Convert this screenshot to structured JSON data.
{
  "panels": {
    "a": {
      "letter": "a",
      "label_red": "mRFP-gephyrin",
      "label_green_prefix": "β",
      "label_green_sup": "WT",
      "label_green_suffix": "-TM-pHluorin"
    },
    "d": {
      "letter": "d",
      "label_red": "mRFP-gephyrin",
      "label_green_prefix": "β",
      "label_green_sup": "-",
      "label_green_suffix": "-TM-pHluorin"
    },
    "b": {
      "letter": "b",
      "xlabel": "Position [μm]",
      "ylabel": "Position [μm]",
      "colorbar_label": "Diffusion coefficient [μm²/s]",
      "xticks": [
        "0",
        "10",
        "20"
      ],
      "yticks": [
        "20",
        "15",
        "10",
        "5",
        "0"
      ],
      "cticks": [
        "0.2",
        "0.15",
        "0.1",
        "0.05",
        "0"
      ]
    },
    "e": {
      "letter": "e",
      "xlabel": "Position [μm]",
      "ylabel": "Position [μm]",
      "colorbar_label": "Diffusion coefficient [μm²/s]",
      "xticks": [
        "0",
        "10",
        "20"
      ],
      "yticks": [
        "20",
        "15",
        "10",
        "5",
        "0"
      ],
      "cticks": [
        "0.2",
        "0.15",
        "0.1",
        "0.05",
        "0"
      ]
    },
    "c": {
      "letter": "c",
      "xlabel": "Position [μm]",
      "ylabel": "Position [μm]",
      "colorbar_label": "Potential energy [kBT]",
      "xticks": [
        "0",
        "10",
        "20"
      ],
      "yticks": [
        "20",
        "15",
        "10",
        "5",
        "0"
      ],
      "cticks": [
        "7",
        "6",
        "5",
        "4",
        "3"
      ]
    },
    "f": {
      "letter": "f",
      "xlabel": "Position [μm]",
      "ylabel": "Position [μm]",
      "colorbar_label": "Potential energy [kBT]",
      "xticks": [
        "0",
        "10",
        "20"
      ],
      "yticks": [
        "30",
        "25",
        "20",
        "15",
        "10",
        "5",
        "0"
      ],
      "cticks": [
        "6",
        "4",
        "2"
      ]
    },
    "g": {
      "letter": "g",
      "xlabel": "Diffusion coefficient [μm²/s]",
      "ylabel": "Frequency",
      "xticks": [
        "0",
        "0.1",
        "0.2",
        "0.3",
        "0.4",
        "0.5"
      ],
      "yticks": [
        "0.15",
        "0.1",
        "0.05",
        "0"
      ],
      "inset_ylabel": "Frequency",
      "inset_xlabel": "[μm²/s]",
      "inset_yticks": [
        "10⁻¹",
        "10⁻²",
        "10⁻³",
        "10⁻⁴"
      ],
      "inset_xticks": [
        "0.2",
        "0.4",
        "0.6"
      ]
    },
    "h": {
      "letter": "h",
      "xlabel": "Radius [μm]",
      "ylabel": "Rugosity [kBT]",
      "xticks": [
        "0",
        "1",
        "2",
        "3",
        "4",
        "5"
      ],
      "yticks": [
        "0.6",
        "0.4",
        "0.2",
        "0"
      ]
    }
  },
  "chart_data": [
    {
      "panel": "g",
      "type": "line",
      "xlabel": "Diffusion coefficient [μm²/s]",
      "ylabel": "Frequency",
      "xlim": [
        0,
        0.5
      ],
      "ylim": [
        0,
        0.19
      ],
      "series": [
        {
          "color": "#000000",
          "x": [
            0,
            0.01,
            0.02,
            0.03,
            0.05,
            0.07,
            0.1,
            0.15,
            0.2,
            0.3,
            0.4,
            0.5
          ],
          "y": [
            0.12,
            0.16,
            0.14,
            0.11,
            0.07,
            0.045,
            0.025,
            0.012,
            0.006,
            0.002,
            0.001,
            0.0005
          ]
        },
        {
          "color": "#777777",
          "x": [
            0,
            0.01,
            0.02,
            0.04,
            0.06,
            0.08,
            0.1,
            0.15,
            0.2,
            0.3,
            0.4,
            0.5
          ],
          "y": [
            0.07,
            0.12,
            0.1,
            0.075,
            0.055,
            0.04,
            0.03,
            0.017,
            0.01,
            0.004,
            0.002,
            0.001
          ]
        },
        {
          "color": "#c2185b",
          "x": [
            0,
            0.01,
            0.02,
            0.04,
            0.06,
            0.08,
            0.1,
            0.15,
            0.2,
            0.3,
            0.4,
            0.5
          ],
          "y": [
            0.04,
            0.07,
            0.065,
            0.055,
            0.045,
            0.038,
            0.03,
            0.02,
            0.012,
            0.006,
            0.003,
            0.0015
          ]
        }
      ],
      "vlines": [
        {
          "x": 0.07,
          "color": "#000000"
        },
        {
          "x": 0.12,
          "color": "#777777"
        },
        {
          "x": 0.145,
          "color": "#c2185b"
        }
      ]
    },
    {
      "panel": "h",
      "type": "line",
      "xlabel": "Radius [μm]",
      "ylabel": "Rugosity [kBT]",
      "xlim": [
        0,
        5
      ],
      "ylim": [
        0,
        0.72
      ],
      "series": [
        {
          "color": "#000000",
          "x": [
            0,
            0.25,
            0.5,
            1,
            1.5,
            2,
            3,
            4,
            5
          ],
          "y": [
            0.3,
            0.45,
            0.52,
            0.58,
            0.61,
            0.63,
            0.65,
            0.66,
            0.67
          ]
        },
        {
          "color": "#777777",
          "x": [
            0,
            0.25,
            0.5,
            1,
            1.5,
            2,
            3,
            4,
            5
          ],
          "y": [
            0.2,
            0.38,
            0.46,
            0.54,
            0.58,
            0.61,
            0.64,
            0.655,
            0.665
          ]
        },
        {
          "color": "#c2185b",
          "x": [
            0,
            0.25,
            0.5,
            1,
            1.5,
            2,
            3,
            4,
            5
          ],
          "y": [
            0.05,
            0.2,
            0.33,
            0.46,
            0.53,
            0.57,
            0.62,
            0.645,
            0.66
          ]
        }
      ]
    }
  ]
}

+ + +

REQUIRED WORK — Could you transcribe the records in full, exactly?

RESULT OF THE EXERCISE —
Convert this screenshot to structured JSON data.
{
  "panels": {
    "a": {
      "letter": "a",
      "label_red": "mRFP-gephyrin",
      "label_green_prefix": "β",
      "label_green_sup": "WT",
      "label_green_suffix": "-TM-pHluorin"
    },
    "d": {
      "letter": "d",
      "label_red": "mRFP-gephyrin",
      "label_green_prefix": "β",
      "label_green_sup": "-",
      "label_green_suffix": "-TM-pHluorin"
    },
    "b": {
      "letter": "b",
      "xlabel": "Position [μm]",
      "ylabel": "Position [μm]",
      "colorbar_label": "Diffusion coefficient [μm²/s]",
      "xticks": [
        "0",
        "10",
        "20"
      ],
      "yticks": [
        "20",
        "15",
        "10",
        "5",
        "0"
      ],
      "cticks": [
        "0.2",
        "0.15",
        "0.1",
        "0.05",
        "0"
      ]
    },
    "e": {
      "letter": "e",
      "xlabel": "Position [μm]",
      "ylabel": "Position [μm]",
      "colorbar_label": "Diffusion coefficient [μm²/s]",
      "xticks": [
        "0",
        "10",
        "20"
      ],
      "yticks": [
        "20",
        "15",
        "10",
        "5",
        "0"
      ],
      "cticks": [
        "0.2",
        "0.15",
        "0.1",
        "0.05",
        "0"
      ]
    },
    "c": {
      "letter": "c",
      "xlabel": "Position [μm]",
      "ylabel": "Position [μm]",
      "colorbar_label": "Potential energy [kBT]",
      "xticks": [
        "0",
        "10",
        "20"
      ],
      "yticks": [
        "20",
        "15",
        "10",
        "5",
        "0"
      ],
      "cticks": [
        "7",
        "6",
        "5",
        "4",
        "3"
      ]
    },
    "f": {
      "letter": "f",
      "xlabel": "Position [μm]",
      "ylabel": "Position [μm]",
      "colorbar_label": "Potential energy [kBT]",
      "xticks": [
        "0",
        "10",
        "20"
      ],
      "yticks": [
        "30",
        "25",
        "20",
        "15",
        "10",
        "5",
        "0"
      ],
      "cticks": [
        "6",
        "4",
        "2"
      ]
    },
    "g": {
      "letter": "g",
      "xlabel": "Diffusion coefficient [μm²/s]",
      "ylabel": "Frequency",
      "xticks": [
        "0",
        "0.1",
        "0.2",
        "0.3",
        "0.4",
        "0.5"
      ],
      "yticks": [
        "0.15",
        "0.1",
        "0.05",
        "0"
      ],
      "inset_ylabel": "Frequency",
      "inset_xlabel": "[μm²/s]",
      "inset_yticks": [
        "10⁻¹",
        "10⁻²",
        "10⁻³",
        "10⁻⁴"
      ],
      "inset_xticks": [
        "0.2",
        "0.4",
        "0.6"
      ]
    },
    "h": {
      "letter": "h",
      "xlabel": "Radius [μm]",
      "ylabel": "Rugosity [kBT]",
      "xticks": [
        "0",
        "1",
        "2",
        "3",
        "4",
        "5"
      ],
      "yticks": [
        "0.6",
        "0.4",
        "0.2",
        "0"
      ]
    }
  },
  "chart_data": [
    {
      "panel": "g",
      "type": "line",
      "xlabel": "Diffusion coefficient [μm²/s]",
      "ylabel": "Frequency",
      "xlim": [
        0,
        0.5
      ],
      "ylim": [
        0,
        0.19
      ],
      "series": [
        {
          "color": "#000000",
          "x": [
            0,
            0.01,
            0.02,
            0.03,
            0.05,
            0.07,
            0.1,
            0.15,
            0.2,
            0.3,
            0.4,
            0.5
          ],
          "y": [
            0.12,
            0.16,
            0.14,
            0.11,
            0.07,
            0.045,
            0.025,
            0.012,
            0.006,
            0.002,
            0.001,
            0.0005
          ]
        },
        {
          "color": "#777777",
          "x": [
            0,
            0.01,
            0.02,
            0.04,
            0.06,
            0.08,
            0.1,
            0.15,
            0.2,
            0.3,
            0.4,
            0.5
          ],
          "y": [
            0.07,
            0.12,
            0.1,
            0.075,
            0.055,
            0.04,
            0.03,
            0.017,
            0.01,
            0.004,
            0.002,
            0.001
          ]
        },
        {
          "color": "#c2185b",
          "x": [
            0,
            0.01,
            0.02,
            0.04,
            0.06,
            0.08,
            0.1,
            0.15,
            0.2,
            0.3,
            0.4,
            0.5
          ],
          "y": [
            0.04,
            0.07,
            0.065,
            0.055,
            0.045,
            0.038,
            0.03,
            0.02,
            0.012,
            0.006,
            0.003,
            0.0015
          ]
        }
      ],
      "vlines": [
        {
          "x": 0.07,
          "color": "#000000"
        },
        {
          "x": 0.12,
          "color": "#777777"
        },
        {
          "x": 0.145,
          "color": "#c2185b"
        }
      ]
    },
    {
      "panel": "h",
      "type": "line",
      "xlabel": "Radius [μm]",
      "ylabel": "Rugosity [kBT]",
      "xlim": [
        0,
        5
      ],
      "ylim": [
        0,
        0.72
      ],
      "series": [
        {
          "color": "#000000",
          "x": [
            0,
            0.25,
            0.5,
            1,
            1.5,
            2,
            3,
            4,
            5
          ],
          "y": [
            0.3,
            0.45,
            0.52,
            0.58,
            0.61,
            0.63,
            0.65,
            0.66,
            0.67
          ]
        },
        {
          "color": "#777777",
          "x": [
            0,
            0.25,
            0.5,
            1,
            1.5,
            2,
            3,
            4,
            5
          ],
          "y": [
            0.2,
            0.38,
            0.46,
            0.54,
            0.58,
            0.61,
            0.64,
            0.655,
            0.665
          ]
        },
        {
          "color": "#c2185b",
          "x": [
            0,
            0.25,
            0.5,
            1,
            1.5,
            2,
            3,
            4,
            5
          ],
          "y": [
            0.05,
            0.2,
            0.33,
            0.46,
            0.53,
            0.57,
            0.62,
            0.645,
            0.66
          ]
        }
      ]
    }
  ]
}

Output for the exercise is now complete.